## Given instruction 1:
In the mailing-list post about DVD trading, translate this sentence into Spanish: "it costs 20 cents to burn a dvd-r and 87 cents to mail one"

— Begin Source document —

From: xander!!! . (email suppressed)
Date: Thu Oct 19 2006 - 12:34:52 PDT
on the theory that it 'costs' too much to trade dvd's
it costs 20 cents to burn a dvd-r and 87 cents to mail one
there are thousands of 'kids' accross the country who manage to engage in
this type of trading culture with self produced music/mail art. in general
the ethos is if someone sends you something you send them something back,
even if it's just a postcard to say, 'yo i got yer stuff it rulz...don't
have anything new now but when i do i'll send you some shit'
if yer into it yer into, it if not that's ok but perhaps don't front. i
don't think that the theory was ever that you had to send something to
everybody on the list, but rather pick a few names at random pack up an
envelope and wait and see what comes yer way. karma is relevent. up with
community, down with limited edition scarcity logic.
>From: Philip Hood <email suppressed>
>Reply-To: Experimental Film Discussion List <email suppressed>
>To: email suppressed
>Subject: Re: + DVD trade??
>Date: Thu, 19 Oct 2006 11:35:56 -0400
>
>On Thu, 19 Oct 2006, ben russell wrote:
>
>>... the promise of the dvd trade may very well have
>>been a false one...
>>
>>not to call anyone out
>>but suffice to say that i'm still waiting on 10+ traders to reciprocate
>>
>>-ben russell
>
> hi, analyzing this program early
> on, I realized that there was
> inherent logistical problems that
> were going to present themselves sooner
> or later.

— End Source document —
— Begin Material to process —

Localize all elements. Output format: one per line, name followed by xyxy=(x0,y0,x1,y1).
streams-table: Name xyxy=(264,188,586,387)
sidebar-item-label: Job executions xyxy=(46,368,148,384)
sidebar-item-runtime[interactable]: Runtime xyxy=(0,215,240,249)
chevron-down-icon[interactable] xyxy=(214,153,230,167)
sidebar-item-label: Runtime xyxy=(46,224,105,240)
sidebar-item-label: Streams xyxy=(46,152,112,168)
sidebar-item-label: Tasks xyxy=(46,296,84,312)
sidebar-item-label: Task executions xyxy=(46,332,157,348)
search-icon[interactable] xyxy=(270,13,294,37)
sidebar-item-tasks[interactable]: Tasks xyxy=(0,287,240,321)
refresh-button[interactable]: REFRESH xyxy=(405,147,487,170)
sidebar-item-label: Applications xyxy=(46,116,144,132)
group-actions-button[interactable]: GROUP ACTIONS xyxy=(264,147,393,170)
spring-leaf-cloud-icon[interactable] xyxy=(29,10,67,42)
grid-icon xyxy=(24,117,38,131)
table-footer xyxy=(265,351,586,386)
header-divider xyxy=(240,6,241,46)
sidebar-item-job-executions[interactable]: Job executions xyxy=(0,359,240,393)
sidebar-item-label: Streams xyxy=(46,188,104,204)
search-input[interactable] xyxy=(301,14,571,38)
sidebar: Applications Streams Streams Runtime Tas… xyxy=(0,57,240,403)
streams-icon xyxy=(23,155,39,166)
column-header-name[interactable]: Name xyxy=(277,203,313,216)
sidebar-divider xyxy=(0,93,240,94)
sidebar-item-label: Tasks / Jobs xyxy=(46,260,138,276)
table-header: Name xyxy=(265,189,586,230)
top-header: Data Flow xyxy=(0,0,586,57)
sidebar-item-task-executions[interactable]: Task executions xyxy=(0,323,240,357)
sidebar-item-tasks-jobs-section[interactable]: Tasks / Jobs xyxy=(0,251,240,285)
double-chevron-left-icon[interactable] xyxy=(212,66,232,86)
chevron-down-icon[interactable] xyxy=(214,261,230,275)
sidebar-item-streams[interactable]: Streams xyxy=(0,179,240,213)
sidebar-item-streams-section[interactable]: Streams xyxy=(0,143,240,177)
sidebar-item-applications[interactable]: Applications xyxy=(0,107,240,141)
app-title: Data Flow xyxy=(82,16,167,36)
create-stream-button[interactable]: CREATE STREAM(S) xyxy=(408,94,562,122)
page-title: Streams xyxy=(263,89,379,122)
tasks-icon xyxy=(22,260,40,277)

— End Material to process —

## Given instruction 2:
Transcribe the stretch of the records from their first line through the line that contains "sidebar-item-label: Tasks xyxy=(46,296,84,312)", with both ends included.

## Correct output 1:
cuesta 20 centavos grabar un dvd-r y 87 centavos enviarlo por correo

## Correct output 2:
Localize all elements. Output format: one per line, name followed by xyxy=(x0,y0,x1,y1).
streams-table: Name xyxy=(264,188,586,387)
sidebar-item-label: Job executions xyxy=(46,368,148,384)
sidebar-item-runtime[interactable]: Runtime xyxy=(0,215,240,249)
chevron-down-icon[interactable] xyxy=(214,153,230,167)
sidebar-item-label: Runtime xyxy=(46,224,105,240)
sidebar-item-label: Streams xyxy=(46,152,112,168)
sidebar-item-label: Tasks xyxy=(46,296,84,312)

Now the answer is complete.